▸ **WRITTEN REQUEST**:
Give the records back in full, exactly as they read.

[Records contained in a dataset]
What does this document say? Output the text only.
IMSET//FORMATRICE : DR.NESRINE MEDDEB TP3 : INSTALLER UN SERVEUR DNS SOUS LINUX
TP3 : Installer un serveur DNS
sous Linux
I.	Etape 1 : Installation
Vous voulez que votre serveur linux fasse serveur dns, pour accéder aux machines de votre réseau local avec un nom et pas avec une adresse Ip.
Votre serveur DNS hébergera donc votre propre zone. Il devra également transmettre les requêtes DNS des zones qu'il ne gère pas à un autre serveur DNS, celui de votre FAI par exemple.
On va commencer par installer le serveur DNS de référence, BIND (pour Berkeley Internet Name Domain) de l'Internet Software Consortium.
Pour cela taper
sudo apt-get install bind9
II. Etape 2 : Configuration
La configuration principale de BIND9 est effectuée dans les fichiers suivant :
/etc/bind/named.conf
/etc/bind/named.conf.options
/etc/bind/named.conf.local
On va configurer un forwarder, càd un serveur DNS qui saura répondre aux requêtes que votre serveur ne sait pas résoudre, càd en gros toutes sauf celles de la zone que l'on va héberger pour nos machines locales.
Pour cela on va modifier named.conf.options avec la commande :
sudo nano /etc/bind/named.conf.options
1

▸ **TASK ANSWER**:
What does this document say? Output the text only.
IMSET//FORMATRICE : DR.NESRINE MEDDEB TP3 : INSTALLER UN SERVEUR DNS SOUS LINUX
TP3 : Installer un serveur DNS
sous Linux
I.	Etape 1 : Installation
Vous voulez que votre serveur linux fasse serveur dns, pour accéder aux machines de votre réseau local avec un nom et pas avec une adresse Ip.
Votre serveur DNS hébergera donc votre propre zone. Il devra également transmettre les requêtes DNS des zones qu'il ne gère pas à un autre serveur DNS, celui de votre FAI par exemple.
On va commencer par installer le serveur DNS de référence, BIND (pour Berkeley Internet Name Domain) de l'Internet Software Consortium.
Pour cela taper
sudo apt-get install bind9
II. Etape 2 : Configuration
La configuration principale de BIND9 est effectuée dans les fichiers suivant :
/etc/bind/named.conf
/etc/bind/named.conf.options
/etc/bind/named.conf.local
On va configurer un forwarder, càd un serveur DNS qui saura répondre aux requêtes que votre serveur ne sait pas résoudre, càd en gros toutes sauf celles de la zone que l'on va héberger pour nos machines locales.
Pour cela on va modifier named.conf.options avec la commande :
sudo nano /etc/bind/named.conf.options
1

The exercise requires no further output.